▽
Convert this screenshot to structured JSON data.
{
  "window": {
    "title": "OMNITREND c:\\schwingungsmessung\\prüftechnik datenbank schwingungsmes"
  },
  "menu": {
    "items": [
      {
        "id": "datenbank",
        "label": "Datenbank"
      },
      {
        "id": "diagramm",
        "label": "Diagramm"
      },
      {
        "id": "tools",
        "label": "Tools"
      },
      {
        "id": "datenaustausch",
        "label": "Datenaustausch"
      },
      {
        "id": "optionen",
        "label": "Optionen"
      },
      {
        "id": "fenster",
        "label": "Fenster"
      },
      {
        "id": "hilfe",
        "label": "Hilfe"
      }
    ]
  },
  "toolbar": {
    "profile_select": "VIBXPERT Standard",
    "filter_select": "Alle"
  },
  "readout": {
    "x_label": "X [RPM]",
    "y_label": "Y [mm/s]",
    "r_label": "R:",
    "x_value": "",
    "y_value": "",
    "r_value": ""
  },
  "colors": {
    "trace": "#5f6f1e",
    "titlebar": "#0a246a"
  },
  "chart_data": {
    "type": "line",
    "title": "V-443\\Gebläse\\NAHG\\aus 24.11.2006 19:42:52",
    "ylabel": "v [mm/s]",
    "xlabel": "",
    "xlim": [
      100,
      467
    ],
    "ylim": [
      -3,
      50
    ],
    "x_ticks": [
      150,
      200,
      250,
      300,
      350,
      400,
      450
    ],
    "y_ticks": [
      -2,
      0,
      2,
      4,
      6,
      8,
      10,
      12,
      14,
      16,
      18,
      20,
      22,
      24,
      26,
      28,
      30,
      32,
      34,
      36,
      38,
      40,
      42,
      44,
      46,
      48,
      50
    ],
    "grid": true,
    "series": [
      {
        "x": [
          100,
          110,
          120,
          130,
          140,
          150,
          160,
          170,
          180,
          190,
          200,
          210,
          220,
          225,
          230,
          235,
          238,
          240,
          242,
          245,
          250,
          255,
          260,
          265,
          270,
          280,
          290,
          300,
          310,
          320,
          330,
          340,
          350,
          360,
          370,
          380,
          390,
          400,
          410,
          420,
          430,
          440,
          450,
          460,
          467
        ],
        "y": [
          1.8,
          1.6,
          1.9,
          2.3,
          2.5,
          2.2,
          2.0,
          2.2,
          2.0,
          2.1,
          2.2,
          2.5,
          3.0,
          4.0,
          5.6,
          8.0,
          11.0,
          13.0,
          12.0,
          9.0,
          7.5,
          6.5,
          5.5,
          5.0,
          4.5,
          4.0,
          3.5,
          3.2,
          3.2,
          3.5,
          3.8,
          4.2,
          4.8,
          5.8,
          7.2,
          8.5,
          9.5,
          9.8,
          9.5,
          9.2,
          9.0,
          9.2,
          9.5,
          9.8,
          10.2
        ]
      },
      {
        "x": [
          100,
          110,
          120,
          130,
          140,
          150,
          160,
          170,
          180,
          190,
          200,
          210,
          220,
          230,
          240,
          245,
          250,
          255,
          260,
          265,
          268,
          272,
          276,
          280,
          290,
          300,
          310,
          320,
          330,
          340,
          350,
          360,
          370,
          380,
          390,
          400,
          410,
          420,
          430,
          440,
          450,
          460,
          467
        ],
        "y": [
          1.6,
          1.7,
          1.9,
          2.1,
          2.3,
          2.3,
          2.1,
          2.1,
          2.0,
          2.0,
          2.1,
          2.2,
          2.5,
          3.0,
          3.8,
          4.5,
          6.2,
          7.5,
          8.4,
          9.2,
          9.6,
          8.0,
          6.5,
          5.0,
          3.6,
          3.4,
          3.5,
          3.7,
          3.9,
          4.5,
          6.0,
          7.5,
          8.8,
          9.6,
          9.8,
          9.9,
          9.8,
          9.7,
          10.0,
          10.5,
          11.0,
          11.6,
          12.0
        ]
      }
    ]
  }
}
△
## GIVEN EXERCISE
Give all the records again. Match them exactly.

## RESULT BELOW
Convert this screenshot to structured JSON data.
{
  "window": {
    "title": "OMNITREND c:\\schwingungsmessung\\prüftechnik datenbank schwingungsmes"
  },
  "menu": {
    "items": [
      {
        "id": "datenbank",
        "label": "Datenbank"
      },
      {
        "id": "diagramm",
        "label": "Diagramm"
      },
      {
        "id": "tools",
        "label": "Tools"
      },
      {
        "id": "datenaustausch",
        "label": "Datenaustausch"
      },
      {
        "id": "optionen",
        "label": "Optionen"
      },
      {
        "id": "fenster",
        "label": "Fenster"
      },
      {
        "id": "hilfe",
        "label": "Hilfe"
      }
    ]
  },
  "toolbar": {
    "profile_select": "VIBXPERT Standard",
    "filter_select": "Alle"
  },
  "readout": {
    "x_label": "X [RPM]",
    "y_label": "Y [mm/s]",
    "r_label": "R:",
    "x_value": "",
    "y_value": "",
    "r_value": ""
  },
  "colors": {
    "trace": "#5f6f1e",
    "titlebar": "#0a246a"
  },
  "chart_data": {
    "type": "line",
    "title": "V-443\\Gebläse\\NAHG\\aus 24.11.2006 19:42:52",
    "ylabel": "v [mm/s]",
    "xlabel": "",
    "xlim": [
      100,
      467
    ],
    "ylim": [
      -3,
      50
    ],
    "x_ticks": [
      150,
      200,
      250,
      300,
      350,
      400,
      450
    ],
    "y_ticks": [
      -2,
      0,
      2,
      4,
      6,
      8,
      10,
      12,
      14,
      16,
      18,
      20,
      22,
      24,
      26,
      28,
      30,
      32,
      34,
      36,
      38,
      40,
      42,
      44,
      46,
      48,
      50
    ],
    "grid": true,
    "series": [
      {
        "x": [
          100,
          110,
          120,
          130,
          140,
          150,
          160,
          170,
          180,
          190,
          200,
          210,
          220,
          225,
          230,
          235,
          238,
          240,
          242,
          245,
          250,
          255,
          260,
          265,
          270,
          280,
          290,
          300,
          310,
          320,
          330,
          340,
          350,
          360,
          370,
          380,
          390,
          400,
          410,
          420,
          430,
          440,
          450,
          460,
          467
        ],
        "y": [
          1.8,
          1.6,
          1.9,
          2.3,
          2.5,
          2.2,
          2.0,
          2.2,
          2.0,
          2.1,
          2.2,
          2.5,
          3.0,
          4.0,
          5.6,
          8.0,
          11.0,
          13.0,
          12.0,
          9.0,
          7.5,
          6.5,
          5.5,
          5.0,
          4.5,
          4.0,
          3.5,
          3.2,
          3.2,
          3.5,
          3.8,
          4.2,
          4.8,
          5.8,
          7.2,
          8.5,
          9.5,
          9.8,
          9.5,
          9.2,
          9.0,
          9.2,
          9.5,
          9.8,
          10.2
        ]
      },
      {
        "x": [
          100,
          110,
          120,
          130,
          140,
          150,
          160,
          170,
          180,
          190,
          200,
          210,
          220,
          230,
          240,
          245,
          250,
          255,
          260,
          265,
          268,
          272,
          276,
          280,
          290,
          300,
          310,
          320,
          330,
          340,
          350,
          360,
          370,
          380,
          390,
          400,
          410,
          420,
          430,
          440,
          450,
          460,
          467
        ],
        "y": [
          1.6,
          1.7,
          1.9,
          2.1,
          2.3,
          2.3,
          2.1,
          2.1,
          2.0,
          2.0,
          2.1,
          2.2,
          2.5,
          3.0,
          3.8,
          4.5,
          6.2,
          7.5,
          8.4,
          9.2,
          9.6,
          8.0,
          6.5,
          5.0,
          3.6,
          3.4,
          3.5,
          3.7,
          3.9,
          4.5,
          6.0,
          7.5,
          8.8,
          9.6,
          9.8,
          9.9,
          9.8,
          9.7,
          10.0,
          10.5,
          11.0,
          11.6,
          12.0
        ]
      }
    ]
  }
}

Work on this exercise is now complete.